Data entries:
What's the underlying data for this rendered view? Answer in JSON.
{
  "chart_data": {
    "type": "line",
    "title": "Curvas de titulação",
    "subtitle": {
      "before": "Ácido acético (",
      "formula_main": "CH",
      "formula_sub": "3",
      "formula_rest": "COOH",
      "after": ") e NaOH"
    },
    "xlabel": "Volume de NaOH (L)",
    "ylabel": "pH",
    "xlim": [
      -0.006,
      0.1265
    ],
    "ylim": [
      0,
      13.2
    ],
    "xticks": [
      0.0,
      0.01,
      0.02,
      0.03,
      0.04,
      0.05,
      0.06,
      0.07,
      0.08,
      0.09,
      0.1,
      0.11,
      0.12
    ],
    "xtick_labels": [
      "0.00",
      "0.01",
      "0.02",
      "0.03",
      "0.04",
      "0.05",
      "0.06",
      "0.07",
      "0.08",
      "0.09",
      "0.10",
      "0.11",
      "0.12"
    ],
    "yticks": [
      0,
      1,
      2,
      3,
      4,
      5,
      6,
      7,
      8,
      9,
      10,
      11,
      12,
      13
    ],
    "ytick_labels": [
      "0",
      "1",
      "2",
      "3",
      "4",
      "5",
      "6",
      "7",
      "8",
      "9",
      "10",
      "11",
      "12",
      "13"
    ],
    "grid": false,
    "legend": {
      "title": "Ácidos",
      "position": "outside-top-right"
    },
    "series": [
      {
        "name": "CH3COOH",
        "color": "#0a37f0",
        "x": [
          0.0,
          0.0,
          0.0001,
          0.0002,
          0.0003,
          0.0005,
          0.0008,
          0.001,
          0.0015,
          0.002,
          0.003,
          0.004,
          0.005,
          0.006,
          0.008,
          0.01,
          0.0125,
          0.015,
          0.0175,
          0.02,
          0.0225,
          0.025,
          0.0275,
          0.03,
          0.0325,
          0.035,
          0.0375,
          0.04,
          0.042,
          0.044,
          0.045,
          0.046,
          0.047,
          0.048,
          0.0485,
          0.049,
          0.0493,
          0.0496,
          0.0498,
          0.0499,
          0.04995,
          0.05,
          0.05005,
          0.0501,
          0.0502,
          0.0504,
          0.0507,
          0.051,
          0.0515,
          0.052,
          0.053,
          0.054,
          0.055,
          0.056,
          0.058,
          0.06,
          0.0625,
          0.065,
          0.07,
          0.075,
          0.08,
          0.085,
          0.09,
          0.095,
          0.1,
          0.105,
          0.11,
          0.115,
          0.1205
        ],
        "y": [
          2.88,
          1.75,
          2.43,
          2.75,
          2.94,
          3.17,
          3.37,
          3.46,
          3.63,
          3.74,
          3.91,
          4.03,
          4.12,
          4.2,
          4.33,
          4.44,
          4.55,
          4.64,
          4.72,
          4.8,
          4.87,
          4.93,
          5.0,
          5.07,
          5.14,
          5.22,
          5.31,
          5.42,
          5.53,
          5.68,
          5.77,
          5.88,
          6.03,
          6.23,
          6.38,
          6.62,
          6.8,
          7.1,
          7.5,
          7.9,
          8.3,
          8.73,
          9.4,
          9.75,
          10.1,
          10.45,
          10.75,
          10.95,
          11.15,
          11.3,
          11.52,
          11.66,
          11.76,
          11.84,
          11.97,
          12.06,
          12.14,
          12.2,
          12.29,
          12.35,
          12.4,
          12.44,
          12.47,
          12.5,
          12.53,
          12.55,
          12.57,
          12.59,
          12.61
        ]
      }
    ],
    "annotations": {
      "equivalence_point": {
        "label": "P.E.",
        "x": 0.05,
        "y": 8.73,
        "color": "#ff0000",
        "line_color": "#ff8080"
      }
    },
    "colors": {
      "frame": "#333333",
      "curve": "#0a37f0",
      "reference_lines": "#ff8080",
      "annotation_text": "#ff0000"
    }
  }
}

Task objective: Repeat every record, exactly as written.

Final answer:
What's the underlying data for this rendered view? Answer in JSON.
{
  "chart_data": {
    "type": "line",
    "title": "Curvas de titulação",
    "subtitle": {
      "before": "Ácido acético (",
      "formula_main": "CH",
      "formula_sub": "3",
      "formula_rest": "COOH",
      "after": ") e NaOH"
    },
    "xlabel": "Volume de NaOH (L)",
    "ylabel": "pH",
    "xlim": [
      -0.006,
      0.1265
    ],
    "ylim": [
      0,
      13.2
    ],
    "xticks": [
      0.0,
      0.01,
      0.02,
      0.03,
      0.04,
      0.05,
      0.06,
      0.07,
      0.08,
      0.09,
      0.1,
      0.11,
      0.12
    ],
    "xtick_labels": [
      "0.00",
      "0.01",
      "0.02",
      "0.03",
      "0.04",
      "0.05",
      "0.06",
      "0.07",
      "0.08",
      "0.09",
      "0.10",
      "0.11",
      "0.12"
    ],
    "yticks": [
      0,
      1,
      2,
      3,
      4,
      5,
      6,
      7,
      8,
      9,
      10,
      11,
      12,
      13
    ],
    "ytick_labels": [
      "0",
      "1",
      "2",
      "3",
      "4",
      "5",
      "6",
      "7",
      "8",
      "9",
      "10",
      "11",
      "12",
      "13"
    ],
    "grid": false,
    "legend": {
      "title": "Ácidos",
      "position": "outside-top-right"
    },
    "series": [
      {
        "name": "CH3COOH",
        "color": "#0a37f0",
        "x": [
          0.0,
          0.0,
          0.0001,
          0.0002,
          0.0003,
          0.0005,
          0.0008,
          0.001,
          0.0015,
          0.002,
          0.003,
          0.004,
          0.005,
          0.006,
          0.008,
          0.01,
          0.0125,
          0.015,
          0.0175,
          0.02,
          0.0225,
          0.025,
          0.0275,
          0.03,
          0.0325,
          0.035,
          0.0375,
          0.04,
          0.042,
          0.044,
          0.045,
          0.046,
          0.047,
          0.048,
          0.0485,
          0.049,
          0.0493,
          0.0496,
          0.0498,
          0.0499,
          0.04995,
          0.05,
          0.05005,
          0.0501,
          0.0502,
          0.0504,
          0.0507,
          0.051,
          0.0515,
          0.052,
          0.053,
          0.054,
          0.055,
          0.056,
          0.058,
          0.06,
          0.0625,
          0.065,
          0.07,
          0.075,
          0.08,
          0.085,
          0.09,
          0.095,
          0.1,
          0.105,
          0.11,
          0.115,
          0.1205
        ],
        "y": [
          2.88,
          1.75,
          2.43,
          2.75,
          2.94,
          3.17,
          3.37,
          3.46,
          3.63,
          3.74,
          3.91,
          4.03,
          4.12,
          4.2,
          4.33,
          4.44,
          4.55,
          4.64,
          4.72,
          4.8,
          4.87,
          4.93,
          5.0,
          5.07,
          5.14,
          5.22,
          5.31,
          5.42,
          5.53,
          5.68,
          5.77,
          5.88,
          6.03,
          6.23,
          6.38,
          6.62,
          6.8,
          7.1,
          7.5,
          7.9,
          8.3,
          8.73,
          9.4,
          9.75,
          10.1,
          10.45,
          10.75,
          10.95,
          11.15,
          11.3,
          11.52,
          11.66,
          11.76,
          11.84,
          11.97,
          12.06,
          12.14,
          12.2,
          12.29,
          12.35,
          12.4,
          12.44,
          12.47,
          12.5,
          12.53,
          12.55,
          12.57,
          12.59,
          12.61
        ]
      }
    ],
    "annotations": {
      "equivalence_point": {
        "label": "P.E.",
        "x": 0.05,
        "y": 8.73,
        "color": "#ff0000",
        "line_color": "#ff8080"
      }
    },
    "colors": {
      "frame": "#333333",
      "curve": "#0a37f0",
      "reference_lines": "#ff8080",
      "annotation_text": "#ff0000"
    }
  }
}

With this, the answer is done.